* **EXERCISE DESCRIPTION**: Each entry here needs to be set down again exactly, please; pictures are left out.

Data records:

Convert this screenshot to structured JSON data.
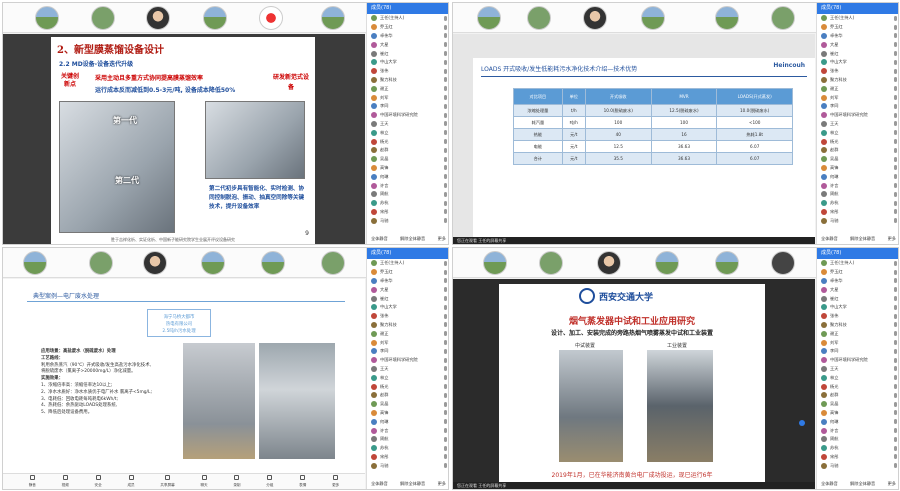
{
  "quad1": {
    "slide_title": "2、新型膜蒸馏设备设计",
    "subtitle": "2.2 MD设备-设备迭代升级",
    "key_label": "关键创新点",
    "line1": "采用主动且多重方式协同提高膜蒸馏效率",
    "line2": "运行成本反而减低到0.5-3元/吨, 设备成本降低50%",
    "right_label": "研发新范式设备",
    "gen1": "第一代",
    "gen2": "第二代",
    "bullet": "第二代初步具有智能化、实时检测、协同控制脱泡、振动、抽真空同除等关键技术，提升设备效率",
    "page_num": "9",
    "caption": "胜于吉祥化析、实证化析、中国新子能研究院学生业展开评议设备研究"
  },
  "quad2": {
    "slide_title": "LOADS 开式吸收/发生低能耗污水净化技术介绍—技术优势",
    "logo": "Heincouh",
    "table": [
      [
        "对比项目",
        "单位",
        "开式吸收",
        "MVR",
        "LOADS(开式蒸发)"
      ],
      [
        "浓缩处理量",
        "t/h",
        "10.0(脱硫废水)",
        "12.5(脱硫废水)",
        "10.0(脱硫废水)"
      ],
      [
        "耗汽量",
        "吨/h",
        "100",
        "100",
        "<100"
      ],
      [
        "热能",
        "元/t",
        "40",
        "16",
        "热耗1.8t"
      ],
      [
        "电能",
        "元/t",
        "12.5",
        "36.63",
        "6.07"
      ],
      [
        "合计",
        "元/t",
        "35.5",
        "36.63",
        "6.07"
      ]
    ]
  },
  "quad3": {
    "slide_title": "典型案例—电厂废水处理",
    "box": [
      "海宁马桥大都市",
      "热电有限公司",
      "2.5吨/h污水处理"
    ],
    "body": [
      "应用场景：高盐废水（脱硫废水）处理",
      "工艺路线：",
      "利用余热蒸汽（90℃）开式吸收/发生高盐污水净化技术,",
      "将脱硫废水（氯离子>20000mg/L）净化减量。",
      "实施效果：",
      "1、浓缩倍率高：浓缩倍率达10以上;",
      "2、净水水质好：净水水质优于电厂补水 氯离子<5mg/L;",
      "3、电耗低：回收电耗每吨耗电6kWh/t;",
      "4、热耗低：余热驱动LOADS处理系统,",
      "5、降低后处理设备费用。"
    ]
  },
  "quad4": {
    "univ": "西安交通大学",
    "slide_title": "烟气蒸发器中试和工业应用研究",
    "subtitle": "设计、加工、安装完成的旁路热烟气喷雾蒸发中试和工业装置",
    "label_left": "中试装置",
    "label_right": "工业装置",
    "footer": "2019年1月，已在华能济南黄台电厂成功投运，现已运行6年"
  },
  "common": {
    "participants_header": "成员(78)",
    "names": [
      "王任(主持人)",
      "乔玉红",
      "卓伟华",
      "大星",
      "崔红",
      "中山大学",
      "张伟",
      "聚力科技",
      "谢正",
      "刘军",
      "李同",
      "中国环境科学研究院",
      "王天",
      "林立",
      "杨光",
      "赵群",
      "吴晶",
      "高锋",
      "何琳",
      "许言",
      "周航",
      "苏杭",
      "宋彤",
      "马驰"
    ],
    "mute_all": "全体静音",
    "unmute": "解除全体静音",
    "more": "更多",
    "sharing_bar": "您正在观看 王任的屏幕共享"
  },
  "toolbar": [
    "静音",
    "视频",
    "安全",
    "成员",
    "共享屏幕",
    "聊天",
    "录制",
    "分组",
    "表情",
    "更多"
  ]
}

* **COMPLETE OUTPUT**:
Convert this screenshot to structured JSON data.
{
  "quad1": {
    "slide_title": "2、新型膜蒸馏设备设计",
    "subtitle": "2.2 MD设备-设备迭代升级",
    "key_label": "关键创新点",
    "line1": "采用主动且多重方式协同提高膜蒸馏效率",
    "line2": "运行成本反而减低到0.5-3元/吨, 设备成本降低50%",
    "right_label": "研发新范式设备",
    "gen1": "第一代",
    "gen2": "第二代",
    "bullet": "第二代初步具有智能化、实时检测、协同控制脱泡、振动、抽真空同除等关键技术，提升设备效率",
    "page_num": "9",
    "caption": "胜于吉祥化析、实证化析、中国新子能研究院学生业展开评议设备研究"
  },
  "quad2": {
    "slide_title": "LOADS 开式吸收/发生低能耗污水净化技术介绍—技术优势",
    "logo": "Heincouh",
    "table": [
      [
        "对比项目",
        "单位",
        "开式吸收",
        "MVR",
        "LOADS(开式蒸发)"
      ],
      [
        "浓缩处理量",
        "t/h",
        "10.0(脱硫废水)",
        "12.5(脱硫废水)",
        "10.0(脱硫废水)"
      ],
      [
        "耗汽量",
        "吨/h",
        "100",
        "100",
        "<100"
      ],
      [
        "热能",
        "元/t",
        "40",
        "16",
        "热耗1.8t"
      ],
      [
        "电能",
        "元/t",
        "12.5",
        "36.63",
        "6.07"
      ],
      [
        "合计",
        "元/t",
        "35.5",
        "36.63",
        "6.07"
      ]
    ]
  },
  "quad3": {
    "slide_title": "典型案例—电厂废水处理",
    "box": [
      "海宁马桥大都市",
      "热电有限公司",
      "2.5吨/h污水处理"
    ],
    "body": [
      "应用场景：高盐废水（脱硫废水）处理",
      "工艺路线：",
      "利用余热蒸汽（90℃）开式吸收/发生高盐污水净化技术,",
      "将脱硫废水（氯离子>20000mg/L）净化减量。",
      "实施效果：",
      "1、浓缩倍率高：浓缩倍率达10以上;",
      "2、净水水质好：净水水质优于电厂补水 氯离子<5mg/L;",
      "3、电耗低：回收电耗每吨耗电6kWh/t;",
      "4、热耗低：余热驱动LOADS处理系统,",
      "5、降低后处理设备费用。"
    ]
  },
  "quad4": {
    "univ": "西安交通大学",
    "slide_title": "烟气蒸发器中试和工业应用研究",
    "subtitle": "设计、加工、安装完成的旁路热烟气喷雾蒸发中试和工业装置",
    "label_left": "中试装置",
    "label_right": "工业装置",
    "footer": "2019年1月，已在华能济南黄台电厂成功投运，现已运行6年"
  },
  "common": {
    "participants_header": "成员(78)",
    "names": [
      "王任(主持人)",
      "乔玉红",
      "卓伟华",
      "大星",
      "崔红",
      "中山大学",
      "张伟",
      "聚力科技",
      "谢正",
      "刘军",
      "李同",
      "中国环境科学研究院",
      "王天",
      "林立",
      "杨光",
      "赵群",
      "吴晶",
      "高锋",
      "何琳",
      "许言",
      "周航",
      "苏杭",
      "宋彤",
      "马驰"
    ],
    "mute_all": "全体静音",
    "unmute": "解除全体静音",
    "more": "更多",
    "sharing_bar": "您正在观看 王任的屏幕共享"
  },
  "toolbar": [
    "静音",
    "视频",
    "安全",
    "成员",
    "共享屏幕",
    "聊天",
    "录制",
    "分组",
    "表情",
    "更多"
  ]
}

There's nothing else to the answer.